(Raw records)
>> START
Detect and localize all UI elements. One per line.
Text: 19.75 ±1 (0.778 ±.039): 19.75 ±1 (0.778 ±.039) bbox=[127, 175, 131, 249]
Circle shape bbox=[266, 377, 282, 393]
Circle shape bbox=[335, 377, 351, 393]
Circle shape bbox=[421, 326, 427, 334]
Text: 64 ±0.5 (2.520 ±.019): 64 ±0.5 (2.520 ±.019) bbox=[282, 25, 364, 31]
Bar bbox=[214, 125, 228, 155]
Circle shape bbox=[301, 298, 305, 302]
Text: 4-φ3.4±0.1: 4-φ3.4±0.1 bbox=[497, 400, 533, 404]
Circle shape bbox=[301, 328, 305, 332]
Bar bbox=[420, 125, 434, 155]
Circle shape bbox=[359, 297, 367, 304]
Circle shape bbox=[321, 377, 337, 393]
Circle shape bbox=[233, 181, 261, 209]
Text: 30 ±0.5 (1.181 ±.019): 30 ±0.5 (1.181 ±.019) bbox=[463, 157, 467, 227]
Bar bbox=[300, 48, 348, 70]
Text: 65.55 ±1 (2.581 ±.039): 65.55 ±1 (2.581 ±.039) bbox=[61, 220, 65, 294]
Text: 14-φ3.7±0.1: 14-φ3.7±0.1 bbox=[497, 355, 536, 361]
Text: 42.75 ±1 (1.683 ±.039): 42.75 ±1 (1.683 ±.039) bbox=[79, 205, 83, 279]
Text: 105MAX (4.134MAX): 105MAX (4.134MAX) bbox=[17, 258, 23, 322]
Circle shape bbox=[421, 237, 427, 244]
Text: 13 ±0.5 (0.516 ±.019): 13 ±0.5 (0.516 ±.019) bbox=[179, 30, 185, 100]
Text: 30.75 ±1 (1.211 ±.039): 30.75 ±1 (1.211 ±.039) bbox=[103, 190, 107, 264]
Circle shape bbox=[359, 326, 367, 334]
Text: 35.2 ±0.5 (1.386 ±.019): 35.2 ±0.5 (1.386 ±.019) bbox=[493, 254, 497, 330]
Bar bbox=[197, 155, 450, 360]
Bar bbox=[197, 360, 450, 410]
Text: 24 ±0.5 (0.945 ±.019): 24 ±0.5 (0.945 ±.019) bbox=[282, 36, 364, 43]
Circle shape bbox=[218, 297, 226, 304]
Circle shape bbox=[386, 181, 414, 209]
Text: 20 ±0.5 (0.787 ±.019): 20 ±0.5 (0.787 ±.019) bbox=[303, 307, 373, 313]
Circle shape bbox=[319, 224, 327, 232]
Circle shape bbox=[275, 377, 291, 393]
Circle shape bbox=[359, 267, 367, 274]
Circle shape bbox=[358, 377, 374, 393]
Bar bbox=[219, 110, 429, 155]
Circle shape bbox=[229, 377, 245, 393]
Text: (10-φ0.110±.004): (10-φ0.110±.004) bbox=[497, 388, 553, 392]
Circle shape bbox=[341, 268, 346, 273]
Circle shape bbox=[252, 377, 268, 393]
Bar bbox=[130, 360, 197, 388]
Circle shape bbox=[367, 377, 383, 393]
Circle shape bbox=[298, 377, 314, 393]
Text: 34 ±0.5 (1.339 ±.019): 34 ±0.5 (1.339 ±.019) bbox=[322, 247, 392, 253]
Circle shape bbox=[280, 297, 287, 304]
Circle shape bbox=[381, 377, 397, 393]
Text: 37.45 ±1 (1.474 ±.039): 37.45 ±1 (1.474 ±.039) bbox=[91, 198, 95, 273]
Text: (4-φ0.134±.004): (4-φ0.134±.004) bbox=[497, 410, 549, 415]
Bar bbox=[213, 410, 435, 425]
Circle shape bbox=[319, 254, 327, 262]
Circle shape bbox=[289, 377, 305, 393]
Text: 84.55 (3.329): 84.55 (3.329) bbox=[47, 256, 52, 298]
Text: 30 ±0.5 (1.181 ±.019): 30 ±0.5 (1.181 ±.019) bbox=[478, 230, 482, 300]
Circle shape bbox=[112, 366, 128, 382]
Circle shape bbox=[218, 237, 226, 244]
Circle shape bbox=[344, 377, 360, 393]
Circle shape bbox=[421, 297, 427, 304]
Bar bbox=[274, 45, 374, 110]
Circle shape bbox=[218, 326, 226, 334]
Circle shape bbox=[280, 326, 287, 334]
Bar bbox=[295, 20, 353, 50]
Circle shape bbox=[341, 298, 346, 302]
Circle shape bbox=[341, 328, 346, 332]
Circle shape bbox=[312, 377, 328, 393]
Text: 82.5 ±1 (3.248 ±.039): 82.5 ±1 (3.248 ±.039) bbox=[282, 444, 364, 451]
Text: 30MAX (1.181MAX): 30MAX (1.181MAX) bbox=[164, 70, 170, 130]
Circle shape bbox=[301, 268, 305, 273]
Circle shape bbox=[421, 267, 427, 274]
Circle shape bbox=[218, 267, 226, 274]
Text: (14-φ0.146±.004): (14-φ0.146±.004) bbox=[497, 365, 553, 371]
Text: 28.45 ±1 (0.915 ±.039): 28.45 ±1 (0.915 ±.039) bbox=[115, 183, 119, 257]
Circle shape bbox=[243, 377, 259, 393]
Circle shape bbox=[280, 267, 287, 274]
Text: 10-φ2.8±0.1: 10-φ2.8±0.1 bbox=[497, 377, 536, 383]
>> END
[Problem details]: Duplicate every line in the rows above without any changes.

[Task result]:
Detect and localize all UI elements. One per line.
Text: 19.75 ±1 (0.778 ±.039): 19.75 ±1 (0.778 ±.039) bbox=[127, 175, 131, 249]
Circle shape bbox=[266, 377, 282, 393]
Circle shape bbox=[335, 377, 351, 393]
Circle shape bbox=[421, 326, 427, 334]
Text: 64 ±0.5 (2.520 ±.019): 64 ±0.5 (2.520 ±.019) bbox=[282, 25, 364, 31]
Bar bbox=[214, 125, 228, 155]
Circle shape bbox=[301, 298, 305, 302]
Text: 4-φ3.4±0.1: 4-φ3.4±0.1 bbox=[497, 400, 533, 404]
Circle shape bbox=[301, 328, 305, 332]
Bar bbox=[420, 125, 434, 155]
Circle shape bbox=[359, 297, 367, 304]
Circle shape bbox=[321, 377, 337, 393]
Circle shape bbox=[233, 181, 261, 209]
Text: 30 ±0.5 (1.181 ±.019): 30 ±0.5 (1.181 ±.019) bbox=[463, 157, 467, 227]
Bar bbox=[300, 48, 348, 70]
Text: 65.55 ±1 (2.581 ±.039): 65.55 ±1 (2.581 ±.039) bbox=[61, 220, 65, 294]
Text: 14-φ3.7±0.1: 14-φ3.7±0.1 bbox=[497, 355, 536, 361]
Text: 42.75 ±1 (1.683 ±.039): 42.75 ±1 (1.683 ±.039) bbox=[79, 205, 83, 279]
Text: 105MAX (4.134MAX): 105MAX (4.134MAX) bbox=[17, 258, 23, 322]
Circle shape bbox=[421, 237, 427, 244]
Text: 13 ±0.5 (0.516 ±.019): 13 ±0.5 (0.516 ±.019) bbox=[179, 30, 185, 100]
Text: 30.75 ±1 (1.211 ±.039): 30.75 ±1 (1.211 ±.039) bbox=[103, 190, 107, 264]
Circle shape bbox=[359, 326, 367, 334]
Text: 35.2 ±0.5 (1.386 ±.019): 35.2 ±0.5 (1.386 ±.019) bbox=[493, 254, 497, 330]
Bar bbox=[197, 155, 450, 360]
Bar bbox=[197, 360, 450, 410]
Text: 24 ±0.5 (0.945 ±.019): 24 ±0.5 (0.945 ±.019) bbox=[282, 36, 364, 43]
Circle shape bbox=[218, 297, 226, 304]
Circle shape bbox=[386, 181, 414, 209]
Text: 20 ±0.5 (0.787 ±.019): 20 ±0.5 (0.787 ±.019) bbox=[303, 307, 373, 313]
Circle shape bbox=[319, 224, 327, 232]
Circle shape bbox=[275, 377, 291, 393]
Circle shape bbox=[359, 267, 367, 274]
Circle shape bbox=[358, 377, 374, 393]
Bar bbox=[219, 110, 429, 155]
Circle shape bbox=[229, 377, 245, 393]
Text: (10-φ0.110±.004): (10-φ0.110±.004) bbox=[497, 388, 553, 392]
Circle shape bbox=[341, 268, 346, 273]
Circle shape bbox=[252, 377, 268, 393]
Bar bbox=[130, 360, 197, 388]
Circle shape bbox=[367, 377, 383, 393]
Circle shape bbox=[298, 377, 314, 393]
Text: 34 ±0.5 (1.339 ±.019): 34 ±0.5 (1.339 ±.019) bbox=[322, 247, 392, 253]
Circle shape bbox=[280, 297, 287, 304]
Circle shape bbox=[381, 377, 397, 393]
Text: 37.45 ±1 (1.474 ±.039): 37.45 ±1 (1.474 ±.039) bbox=[91, 198, 95, 273]
Text: (4-φ0.134±.004): (4-φ0.134±.004) bbox=[497, 410, 549, 415]
Bar bbox=[213, 410, 435, 425]
Circle shape bbox=[319, 254, 327, 262]
Circle shape bbox=[289, 377, 305, 393]
Text: 84.55 (3.329): 84.55 (3.329) bbox=[47, 256, 52, 298]
Text: 30 ±0.5 (1.181 ±.019): 30 ±0.5 (1.181 ±.019) bbox=[478, 230, 482, 300]
Circle shape bbox=[112, 366, 128, 382]
Circle shape bbox=[218, 237, 226, 244]
Circle shape bbox=[344, 377, 360, 393]
Circle shape bbox=[421, 297, 427, 304]
Bar bbox=[274, 45, 374, 110]
Circle shape bbox=[218, 326, 226, 334]
Circle shape bbox=[280, 326, 287, 334]
Bar bbox=[295, 20, 353, 50]
Circle shape bbox=[341, 298, 346, 302]
Circle shape bbox=[341, 328, 346, 332]
Circle shape bbox=[312, 377, 328, 393]
Text: 82.5 ±1 (3.248 ±.039): 82.5 ±1 (3.248 ±.039) bbox=[282, 444, 364, 451]
Text: 30MAX (1.181MAX): 30MAX (1.181MAX) bbox=[164, 70, 170, 130]
Circle shape bbox=[301, 268, 305, 273]
Circle shape bbox=[421, 267, 427, 274]
Circle shape bbox=[218, 267, 226, 274]
Text: (14-φ0.146±.004): (14-φ0.146±.004) bbox=[497, 365, 553, 371]
Text: 28.45 ±1 (0.915 ±.039): 28.45 ±1 (0.915 ±.039) bbox=[115, 183, 119, 257]
Circle shape bbox=[243, 377, 259, 393]
Circle shape bbox=[280, 267, 287, 274]
Text: 10-φ2.8±0.1: 10-φ2.8±0.1 bbox=[497, 377, 536, 383]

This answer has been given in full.